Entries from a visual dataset
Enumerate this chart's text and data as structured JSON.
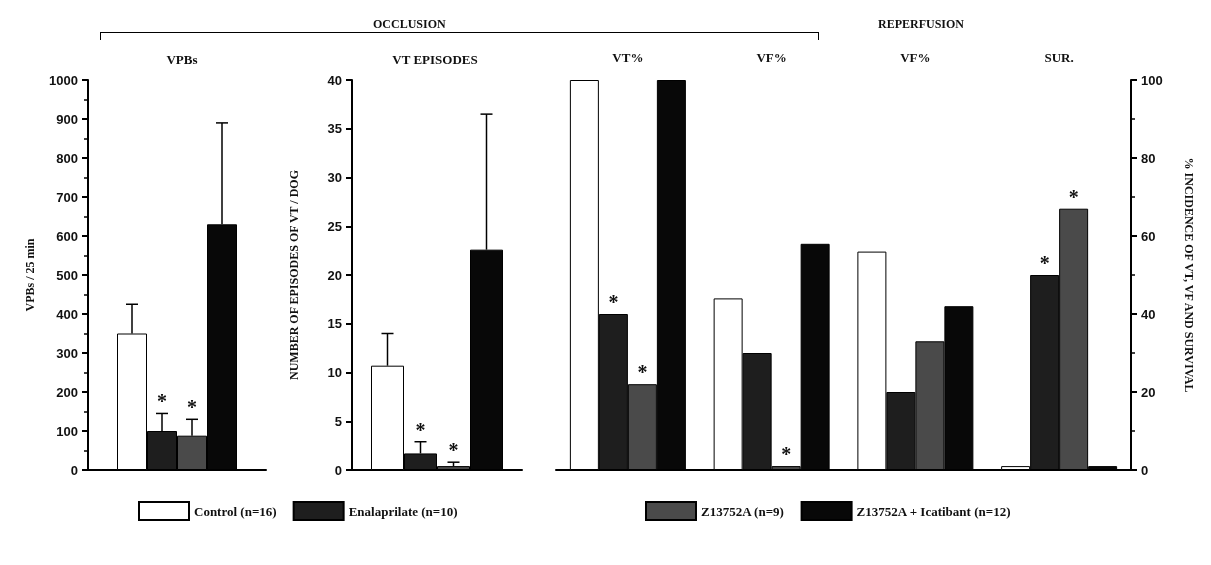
{
  "chart_data": [
    {
      "type": "bar",
      "title": "VPBs",
      "ylabel": "VPBs / 25 min",
      "categories": [
        null
      ],
      "ylim": [
        0,
        1000
      ],
      "yticks": [
        0,
        100,
        200,
        300,
        400,
        500,
        600,
        700,
        800,
        900,
        1000
      ],
      "legend": "bottom",
      "annotations": [
        "OCCLUSION",
        "REPERFUSION"
      ],
      "series": [
        {
          "name": "Control (n=16)",
          "color": "#ffffff",
          "values": [
            350
          ],
          "errors": [
            75
          ]
        },
        {
          "name": "Enalaprilate (n=10)",
          "color": "#1e1e1e",
          "values": [
            100
          ],
          "errors": [
            45
          ],
          "value_labels": [
            "*"
          ]
        },
        {
          "name": "Z13752A (n=9)",
          "color": "#4a4a4a",
          "values": [
            88
          ],
          "errors": [
            42
          ],
          "value_labels": [
            "*"
          ]
        },
        {
          "name": "Z13752A + Icatibant (n=12)",
          "color": "#080808",
          "values": [
            630
          ],
          "errors": [
            260
          ]
        }
      ]
    },
    {
      "type": "bar",
      "title": "VT EPISODES",
      "ylabel": "NUMBER OF EPISODES OF VT / DOG",
      "categories": [
        null
      ],
      "ylim": [
        0,
        40
      ],
      "yticks": [
        0,
        5,
        10,
        15,
        20,
        25,
        30,
        35,
        40
      ],
      "series": [
        {
          "color": "#ffffff",
          "values": [
            10.7
          ],
          "errors": [
            3.3
          ]
        },
        {
          "color": "#1e1e1e",
          "values": [
            1.7
          ],
          "errors": [
            1.2
          ],
          "value_labels": [
            "*"
          ]
        },
        {
          "color": "#4a4a4a",
          "values": [
            0.4
          ],
          "errors": [
            0.4
          ],
          "value_labels": [
            "*"
          ]
        },
        {
          "color": "#080808",
          "values": [
            22.6
          ],
          "errors": [
            13.9
          ]
        }
      ]
    },
    {
      "type": "bar",
      "categories": [
        "VT%",
        "VF%",
        "VF%",
        "SUR."
      ],
      "y2label": "% INCIDENCE OF VT, VF AND SURVIVAL",
      "y2lim": [
        0,
        100
      ],
      "y2ticks": [
        0,
        20,
        40,
        60,
        80,
        100
      ],
      "series": [
        {
          "color": "#ffffff",
          "axis": "y2",
          "values": [
            100,
            44,
            56,
            1
          ]
        },
        {
          "color": "#1e1e1e",
          "axis": "y2",
          "values": [
            40,
            30,
            20,
            50
          ],
          "value_labels": [
            "*",
            null,
            null,
            "*"
          ]
        },
        {
          "color": "#4a4a4a",
          "axis": "y2",
          "values": [
            22,
            1,
            33,
            67
          ],
          "value_labels": [
            "*",
            "*",
            null,
            "*"
          ]
        },
        {
          "color": "#080808",
          "axis": "y2",
          "values": [
            100,
            58,
            42,
            1
          ]
        }
      ]
    }
  ]
}
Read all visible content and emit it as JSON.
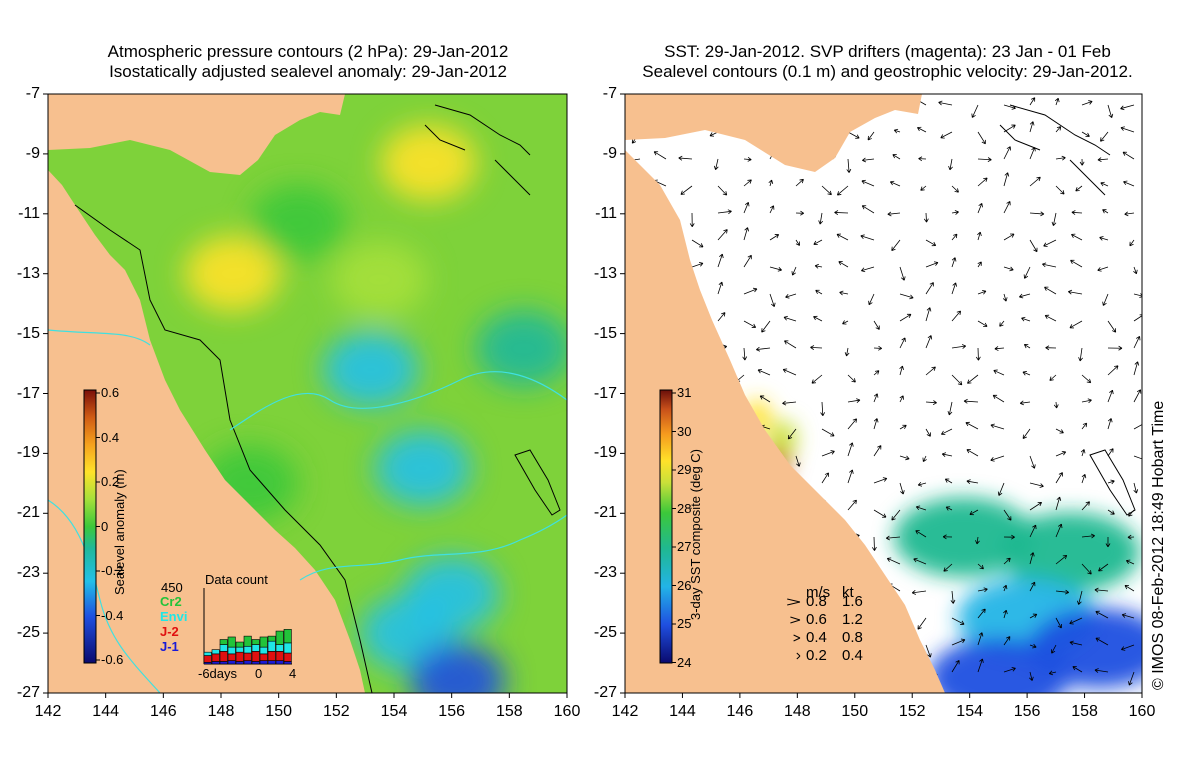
{
  "left_panel": {
    "title_line1": "Atmospheric pressure contours (2 hPa): 29-Jan-2012",
    "title_line2": "Isostatically adjusted sealevel anomaly: 29-Jan-2012",
    "colorbar": {
      "label": "Sealevel anomaly (m)",
      "ticks": [
        "0.6",
        "0.4",
        "0.2",
        "0",
        "-0.2",
        "-0.4",
        "-0.6"
      ],
      "range": [
        -0.6,
        0.6
      ]
    },
    "data_count": {
      "title": "Data count",
      "max_label": "450",
      "x_ticks": [
        "-6days",
        "0",
        "4"
      ],
      "missions": [
        {
          "name": "Cr2",
          "color": "#22c33a"
        },
        {
          "name": "Envi",
          "color": "#1fe6e6"
        },
        {
          "name": "J-2",
          "color": "#e01010"
        },
        {
          "name": "J-1",
          "color": "#1a1ad6"
        }
      ]
    }
  },
  "right_panel": {
    "title_line1": "SST: 29-Jan-2012. SVP drifters (magenta): 23 Jan - 01 Feb",
    "title_line2": "Sealevel contours (0.1 m) and geostrophic velocity: 29-Jan-2012.",
    "colorbar": {
      "label": "3-day SST composite (deg C)",
      "ticks": [
        "31",
        "30",
        "29",
        "28",
        "27",
        "26",
        "25",
        "24"
      ],
      "range": [
        24,
        31
      ]
    },
    "velocity_legend": {
      "header_ms": "m/s",
      "header_kt": "kt",
      "rows": [
        {
          "ms": "0.8",
          "kt": "1.6"
        },
        {
          "ms": "0.6",
          "kt": "1.2"
        },
        {
          "ms": "0.4",
          "kt": "0.8"
        },
        {
          "ms": "0.2",
          "kt": "0.4"
        }
      ]
    },
    "copyright": "© IMOS 08-Feb-2012 18:49 Hobart Time"
  },
  "axes": {
    "x_ticks": [
      "142",
      "144",
      "146",
      "148",
      "150",
      "152",
      "154",
      "156",
      "158",
      "160"
    ],
    "y_ticks": [
      "-7",
      "-9",
      "-11",
      "-13",
      "-15",
      "-17",
      "-19",
      "-21",
      "-23",
      "-25",
      "-27"
    ]
  },
  "chart_data": [
    {
      "type": "heatmap",
      "title": "Atmospheric pressure contours (2 hPa): 29-Jan-2012 / Isostatically adjusted sealevel anomaly: 29-Jan-2012",
      "xlabel": "",
      "ylabel": "",
      "x_range": [
        142,
        160
      ],
      "y_range": [
        -27,
        -7
      ],
      "colorbar_label": "Sealevel anomaly (m)",
      "value_range": [
        -0.6,
        0.6
      ],
      "anomaly_features": [
        {
          "lon": 155.2,
          "lat": -9.3,
          "value": 0.3
        },
        {
          "lon": 148.4,
          "lat": -13.0,
          "value": 0.25
        },
        {
          "lon": 153.5,
          "lat": -13.2,
          "value": 0.2
        },
        {
          "lon": 150.7,
          "lat": -11.3,
          "value": 0.1
        },
        {
          "lon": 153.2,
          "lat": -16.2,
          "value": -0.15
        },
        {
          "lon": 155.0,
          "lat": -19.5,
          "value": -0.15
        },
        {
          "lon": 156.0,
          "lat": -23.7,
          "value": -0.2
        },
        {
          "lon": 154.5,
          "lat": -25.0,
          "value": -0.25
        },
        {
          "lon": 156.2,
          "lat": -26.6,
          "value": -0.3
        },
        {
          "lon": 158.5,
          "lat": -15.5,
          "value": -0.1
        },
        {
          "lon": 149.0,
          "lat": -20.0,
          "value": 0.05
        }
      ]
    },
    {
      "type": "heatmap",
      "title": "SST: 29-Jan-2012. SVP drifters (magenta): 23 Jan - 01 Feb / Sealevel contours (0.1 m) and geostrophic velocity: 29-Jan-2012.",
      "xlabel": "",
      "ylabel": "",
      "x_range": [
        142,
        160
      ],
      "y_range": [
        -27,
        -7
      ],
      "colorbar_label": "3-day SST composite (deg C)",
      "value_range": [
        24,
        31
      ],
      "sst_features": [
        {
          "lon": 147.3,
          "lat": -19.2,
          "value": 30.5
        },
        {
          "lon": 146.6,
          "lat": -17.8,
          "value": 29.5
        },
        {
          "lon": 147.5,
          "lat": -18.5,
          "value": 29.0
        },
        {
          "lon": 153.8,
          "lat": -21.8,
          "value": 27.5
        },
        {
          "lon": 157.5,
          "lat": -22.3,
          "value": 27.3
        },
        {
          "lon": 156.0,
          "lat": -24.5,
          "value": 26.0
        },
        {
          "lon": 158.5,
          "lat": -25.5,
          "value": 25.3
        },
        {
          "lon": 155.0,
          "lat": -26.5,
          "value": 25.5
        }
      ],
      "velocity_scale": [
        {
          "ms": 0.8,
          "kt": 1.6
        },
        {
          "ms": 0.6,
          "kt": 1.2
        },
        {
          "ms": 0.4,
          "kt": 0.8
        },
        {
          "ms": 0.2,
          "kt": 0.4
        }
      ]
    },
    {
      "type": "bar",
      "title": "Data count",
      "xlabel": "",
      "ylabel": "",
      "ylim": [
        0,
        450
      ],
      "categories": [
        "-6",
        "-5",
        "-4",
        "-3",
        "-2",
        "-1",
        "0",
        "1",
        "2",
        "3",
        "4"
      ],
      "series": [
        {
          "name": "J-1",
          "values": [
            10,
            15,
            15,
            20,
            15,
            20,
            15,
            20,
            20,
            20,
            15
          ]
        },
        {
          "name": "J-2",
          "values": [
            40,
            45,
            60,
            40,
            55,
            45,
            60,
            40,
            55,
            55,
            50
          ]
        },
        {
          "name": "Envi",
          "values": [
            20,
            25,
            40,
            40,
            30,
            40,
            40,
            40,
            60,
            40,
            60
          ]
        },
        {
          "name": "Cr2",
          "values": [
            0,
            0,
            30,
            60,
            30,
            60,
            30,
            60,
            30,
            80,
            80
          ]
        }
      ]
    }
  ]
}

[REQUIRED TASK] Collect the lines of the data that carry the word "EPISODES".

[ANSWER TO THE PROBLEM]
      "title": "VT EPISODES",
      "ylabel": "NUMBER OF EPISODES OF VT / DOG",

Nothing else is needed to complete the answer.